Begin INFORMATION SHOWN
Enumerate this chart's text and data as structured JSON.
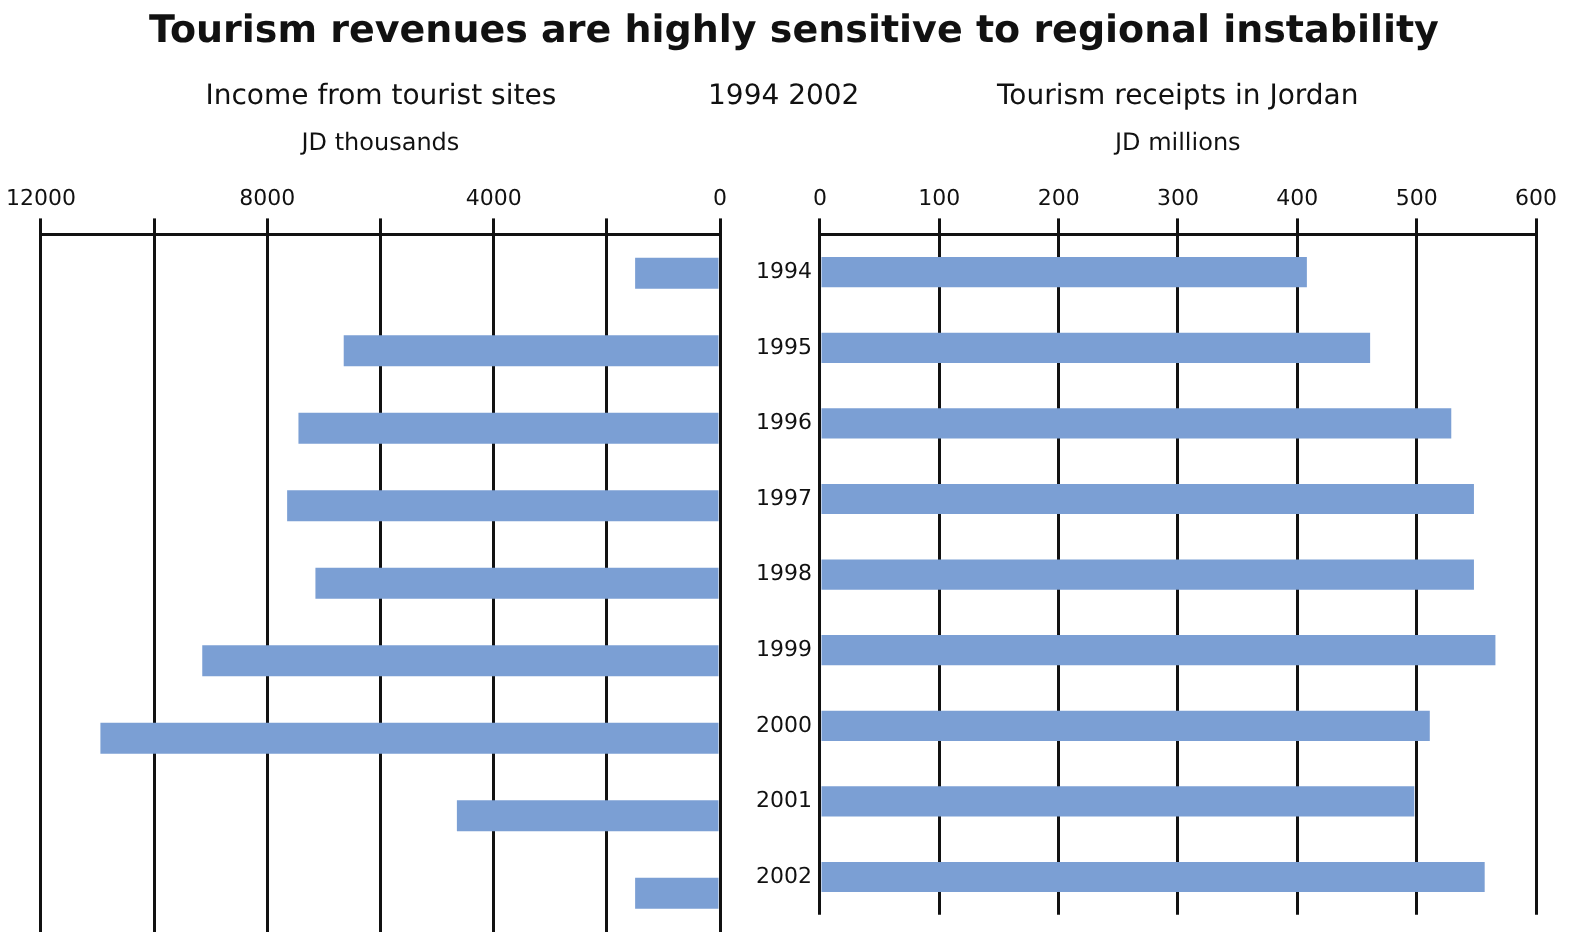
{
  "chart_data": [
    {
      "type": "bar",
      "title": "Tourism revenues are highly sensitive to regional instability",
      "subtitle": "Income from tourist sites",
      "xlabel": "JD thousands",
      "orientation": "horizontal",
      "categories": [
        "1994",
        "1995",
        "1996",
        "1997",
        "1998",
        "1999",
        "2000",
        "2001",
        "2002"
      ],
      "values": [
        1500,
        6650,
        7450,
        7650,
        7150,
        9150,
        10950,
        4650,
        1500
      ],
      "color": "#7b9fd4",
      "xlim": [
        12000,
        0
      ],
      "xticks": [
        12000,
        {
          "value": 10000,
          "label": null
        },
        8000,
        {
          "value": 6000,
          "label": null
        },
        4000,
        {
          "value": 2000,
          "label": null
        },
        0
      ],
      "grid": "x",
      "tick_labels": "x"
    },
    {
      "type": "bar",
      "subtitle": "Tourism receipts in Jordan",
      "xlabel": "JD millions",
      "ylabel": "1994 2002",
      "orientation": "horizontal",
      "categories": [
        "1994",
        "1995",
        "1996",
        "1997",
        "1998",
        "1999",
        "2000",
        "2001",
        "2002"
      ],
      "values": [
        408,
        461,
        529,
        548,
        548,
        566,
        511,
        498,
        557
      ],
      "color": "#7b9fd4",
      "xlim": [
        0,
        600
      ],
      "xticks": [
        0,
        100,
        200,
        300,
        400,
        500,
        600
      ],
      "grid": "x"
    }
  ]
}
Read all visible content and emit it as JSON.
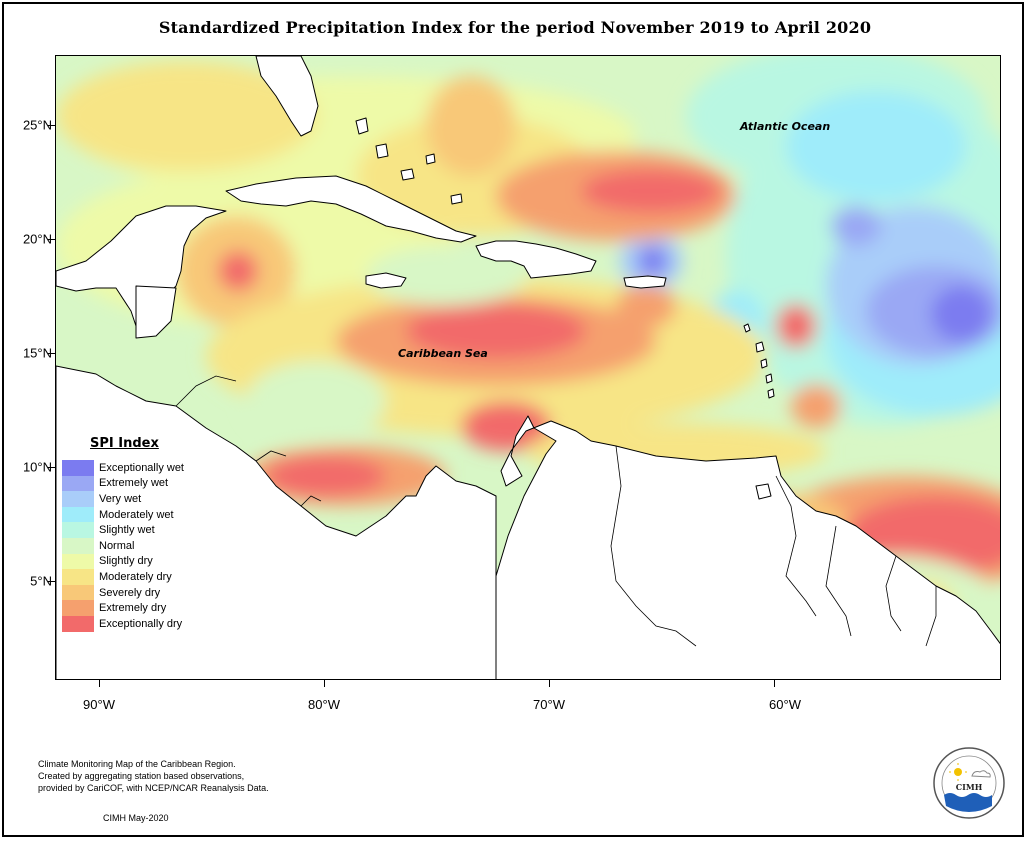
{
  "title": "Standardized Precipitation Index for the period November 2019 to April 2020",
  "map": {
    "lon_range": [
      -92,
      -50
    ],
    "lat_range": [
      1,
      28
    ],
    "y_axis_ticks": [
      {
        "lat": 25,
        "label": "25°N"
      },
      {
        "lat": 20,
        "label": "20°N"
      },
      {
        "lat": 15,
        "label": "15°N"
      },
      {
        "lat": 10,
        "label": "10°N"
      },
      {
        "lat": 5,
        "label": "5°N"
      }
    ],
    "x_axis_ticks": [
      {
        "lon": -90,
        "label": "90°W"
      },
      {
        "lon": -80,
        "label": "80°W"
      },
      {
        "lon": -70,
        "label": "70°W"
      },
      {
        "lon": -60,
        "label": "60°W"
      }
    ],
    "ocean_labels": {
      "atlantic": "Atlantic Ocean",
      "caribbean": "Caribbean Sea"
    }
  },
  "legend": {
    "title": "SPI Index",
    "items": [
      {
        "label": "Exceptionally wet",
        "color": "#7b7bf0"
      },
      {
        "label": "Extremely wet",
        "color": "#9aa8f4"
      },
      {
        "label": "Very wet",
        "color": "#a9cdf9"
      },
      {
        "label": "Moderately wet",
        "color": "#9fecfa"
      },
      {
        "label": "Slightly wet",
        "color": "#b9f7e2"
      },
      {
        "label": "Normal",
        "color": "#d8f7c6"
      },
      {
        "label": "Slightly dry",
        "color": "#eefaa8"
      },
      {
        "label": "Moderately dry",
        "color": "#f7e586"
      },
      {
        "label": "Severely dry",
        "color": "#f8c878"
      },
      {
        "label": "Extremely dry",
        "color": "#f5a06e"
      },
      {
        "label": "Exceptionally dry",
        "color": "#f26a6a"
      }
    ]
  },
  "footer": {
    "line1": "Climate Monitoring Map of the Caribbean Region.",
    "line2": "Created by aggregating station based observations,",
    "line3": "provided by CariCOF, with NCEP/NCAR Reanalysis Data.",
    "credit": "CIMH May-2020"
  },
  "logo": {
    "text": "CIMH",
    "icon": "cimh-logo"
  }
}
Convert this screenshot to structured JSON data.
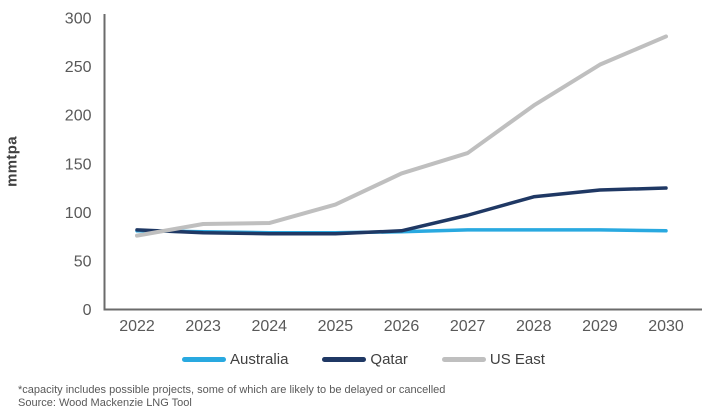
{
  "chart_data": {
    "type": "line",
    "title": "",
    "xlabel": "",
    "ylabel": "mmtpa",
    "x": [
      "2022",
      "2023",
      "2024",
      "2025",
      "2026",
      "2027",
      "2028",
      "2029",
      "2030"
    ],
    "series": [
      {
        "name": "Australia",
        "color": "#29A9E0",
        "values": [
          81,
          80,
          79,
          79,
          80,
          82,
          82,
          82,
          81
        ]
      },
      {
        "name": "Qatar",
        "color": "#1F3864",
        "values": [
          82,
          79,
          78,
          78,
          81,
          97,
          116,
          123,
          125
        ]
      },
      {
        "name": "US East",
        "color": "#BFBFBF",
        "values": [
          76,
          88,
          89,
          108,
          140,
          161,
          210,
          252,
          281
        ]
      }
    ],
    "ylim": [
      0,
      300
    ],
    "yticks": [
      0,
      50,
      100,
      150,
      200,
      250,
      300
    ],
    "grid": false,
    "legend_position": "bottom"
  },
  "axis_style": {
    "axis_color": "#6b6b6b",
    "tick_color": "#595959"
  },
  "footnotes": {
    "note": "*capacity includes possible projects, some of which are likely to be delayed or cancelled",
    "source": "Source: Wood Mackenzie LNG Tool"
  }
}
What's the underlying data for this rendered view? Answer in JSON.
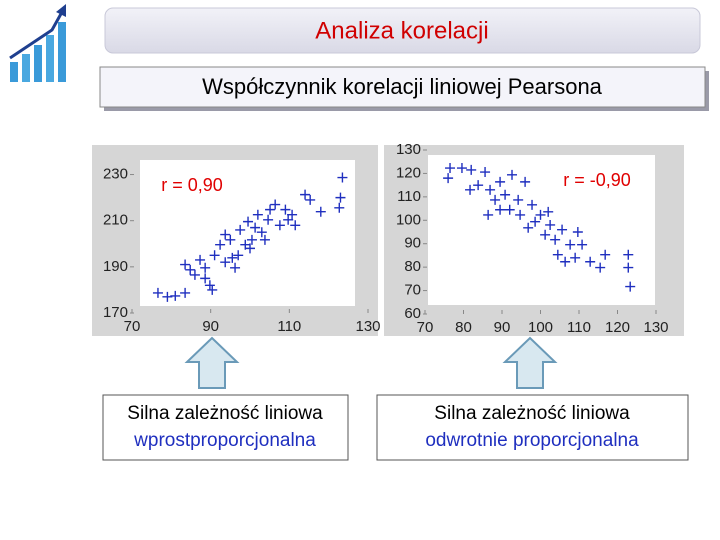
{
  "slide": {
    "title": "Analiza korelacji",
    "subtitle": "Współczynnik korelacji liniowej Pearsona",
    "captions": [
      {
        "line1": "Silna zależność liniowa",
        "line2": "wprostproporcjonalna"
      },
      {
        "line1": "Silna zależność liniowa",
        "line2": "odwrotnie proporcjonalna"
      }
    ]
  },
  "chart_data": [
    {
      "type": "scatter",
      "annotation": "r = 0,90",
      "annotation_color": "#e00000",
      "color": "#1f2fbf",
      "x": [
        76.6,
        79,
        81,
        83.5,
        83.5,
        84.8,
        86,
        87.3,
        88.6,
        89.8,
        90.4,
        91,
        92.4,
        93.7,
        95,
        96.2,
        97,
        97.5,
        98.8,
        99.5,
        100.5,
        101.3,
        102,
        103,
        103.8,
        104.6,
        105.1,
        106.4,
        107.6,
        109,
        109.7,
        110.7,
        111.5,
        114,
        115.3,
        118,
        122.7,
        123,
        123.5,
        100,
        95.5,
        88.6,
        93.7
      ],
      "values": [
        178.7,
        177,
        177.4,
        178.7,
        191,
        188.7,
        186.5,
        193,
        189.6,
        182,
        180,
        195,
        199.6,
        192,
        201.7,
        189.6,
        195,
        206,
        199.6,
        209.6,
        201.7,
        207,
        212.6,
        205,
        201.7,
        210.4,
        214.8,
        217,
        208,
        214.8,
        210.4,
        212.6,
        208,
        221.3,
        219,
        213.9,
        215.6,
        220,
        228.7,
        198,
        193.9,
        185,
        204
      ],
      "xlim": [
        70,
        130
      ],
      "ylim": [
        170,
        235
      ],
      "xticks": [
        70,
        90,
        110,
        130
      ],
      "yticks": [
        170,
        190,
        210,
        230
      ]
    },
    {
      "type": "scatter",
      "annotation": "r = -0,90",
      "annotation_color": "#e00000",
      "color": "#1f2fbf",
      "x": [
        76.5,
        79.6,
        76,
        82,
        83.8,
        85.6,
        86.9,
        88.2,
        89.5,
        90.8,
        92,
        92.6,
        94.2,
        94.7,
        96,
        96.8,
        97.8,
        98.6,
        100,
        101.2,
        102,
        102.5,
        103.8,
        104.5,
        105.6,
        106.4,
        107.7,
        109,
        109.7,
        110.8,
        112.9,
        115.5,
        116.8,
        122.8,
        122.8,
        123.3,
        86.4,
        89.5,
        81.7
      ],
      "values": [
        122.3,
        122.3,
        118,
        121.5,
        115,
        120.6,
        113,
        108.7,
        116.4,
        110.9,
        104.5,
        119.4,
        108.7,
        102.3,
        116.4,
        96.8,
        106.6,
        99.4,
        102.3,
        93.8,
        103.6,
        98,
        91.7,
        85.3,
        96,
        82.3,
        89.6,
        84,
        95,
        89.6,
        82.3,
        79.8,
        85.3,
        85.3,
        79.8,
        71.7,
        102.3,
        104.5,
        113
      ],
      "xlim": [
        70,
        130
      ],
      "ylim": [
        60,
        130
      ],
      "xticks": [
        70,
        80,
        90,
        100,
        110,
        120,
        130
      ],
      "yticks": [
        60,
        70,
        80,
        90,
        100,
        110,
        120,
        130
      ]
    }
  ]
}
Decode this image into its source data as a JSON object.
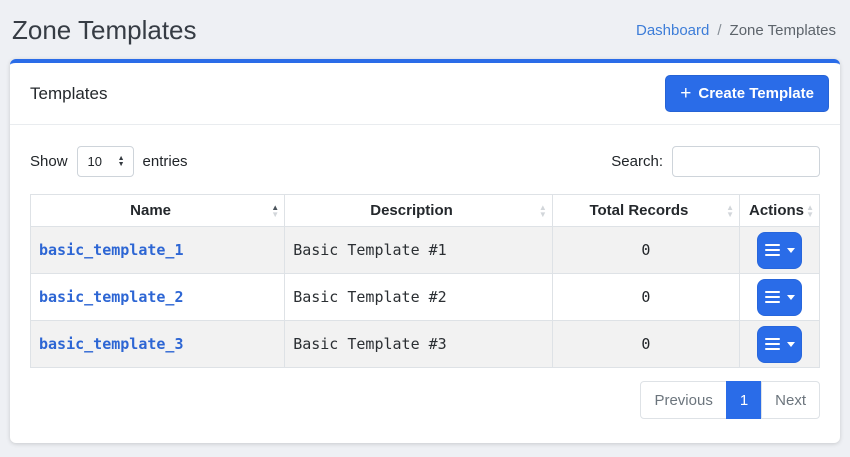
{
  "page": {
    "title": "Zone Templates",
    "breadcrumb": {
      "link": "Dashboard",
      "separator": "/",
      "current": "Zone Templates"
    }
  },
  "card": {
    "header_title": "Templates",
    "create_button": {
      "plus": "+",
      "label": "Create Template"
    }
  },
  "controls": {
    "show_label": "Show",
    "entries_selected": "10",
    "entries_label": "entries",
    "search_label": "Search:",
    "search_value": ""
  },
  "table": {
    "columns": [
      {
        "label": "Name",
        "sort": "asc"
      },
      {
        "label": "Description",
        "sort": "none"
      },
      {
        "label": "Total Records",
        "sort": "none"
      },
      {
        "label": "Actions",
        "sort": "none"
      }
    ],
    "rows": [
      {
        "name": "basic_template_1",
        "description": "Basic Template #1",
        "total_records": "0"
      },
      {
        "name": "basic_template_2",
        "description": "Basic Template #2",
        "total_records": "0"
      },
      {
        "name": "basic_template_3",
        "description": "Basic Template #3",
        "total_records": "0"
      }
    ]
  },
  "pagination": {
    "previous": "Previous",
    "pages": [
      "1"
    ],
    "active_page": "1",
    "next": "Next"
  },
  "icons": {
    "sort_up": "▲",
    "sort_down": "▼",
    "select_up": "▲",
    "select_down": "▼"
  },
  "colors": {
    "accent": "#2a6ce8",
    "breadcrumb_link": "#3d7dd8",
    "name_link": "#2d66d4",
    "page_background": "#eef0f4"
  }
}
End INFORMATION SHOWN
WHAT IS EXPECTED
Identify each line of the material where the word "Exceptionally" shows up, and copy it.

RESULT
        "label": "Exceptionally wet",
        "label": "Exceptionally dry",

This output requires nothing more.